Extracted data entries
——————————

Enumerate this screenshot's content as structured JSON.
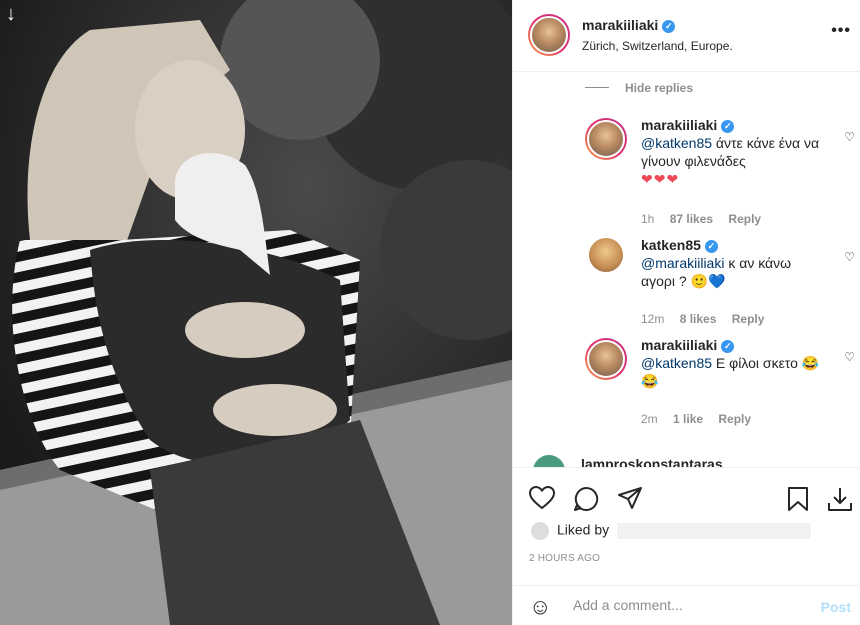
{
  "post": {
    "username": "marakiiliaki",
    "location": "Zürich, Switzerland, Europe.",
    "more_label": "•••",
    "download_glyph": "↓"
  },
  "comments": {
    "hide_replies": "Hide replies",
    "replies": [
      {
        "username": "marakiiliaki",
        "mention": "@katken85",
        "text": " άντε κάνε ένα να γίνουν φιλενάδες",
        "emoji": "❤❤❤",
        "time": "1h",
        "likes": "87 likes",
        "reply": "Reply",
        "avatar": "marakiiliaki-avatar"
      },
      {
        "username": "katken85",
        "mention": "@marakiiliaki",
        "text": " κ αν κάνω αγορι ?",
        "emoji": "🙂💙",
        "time": "12m",
        "likes": "8 likes",
        "reply": "Reply",
        "avatar": "katken85-avatar"
      },
      {
        "username": "marakiiliaki",
        "mention": "@katken85",
        "text": " Ε φίλοι σκετο",
        "emoji": "😂😂",
        "time": "2m",
        "likes": "1 like",
        "reply": "Reply",
        "avatar": "marakiiliaki-avatar"
      }
    ],
    "partial_comment": "lamproskonstantaras"
  },
  "actions": {
    "like_icon": "heart-icon",
    "comment_icon": "comment-icon",
    "share_icon": "share-icon",
    "save_icon": "bookmark-icon",
    "download_icon": "download-icon"
  },
  "likes_label": "Liked by",
  "time_ago": "2 HOURS AGO",
  "add_comment": {
    "placeholder": "Add a comment...",
    "post_label": "Post"
  },
  "colors": {
    "link": "#00376b",
    "verified": "#3897f0",
    "post_disabled": "#b2dffc"
  }
}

——————————

## [What is required]
Copy out all lines from the material above that contain the string "username".

## [Output]
    "username": "marakiiliaki",
        "username": "marakiiliaki",
        "username": "katken85",
        "username": "marakiiliaki",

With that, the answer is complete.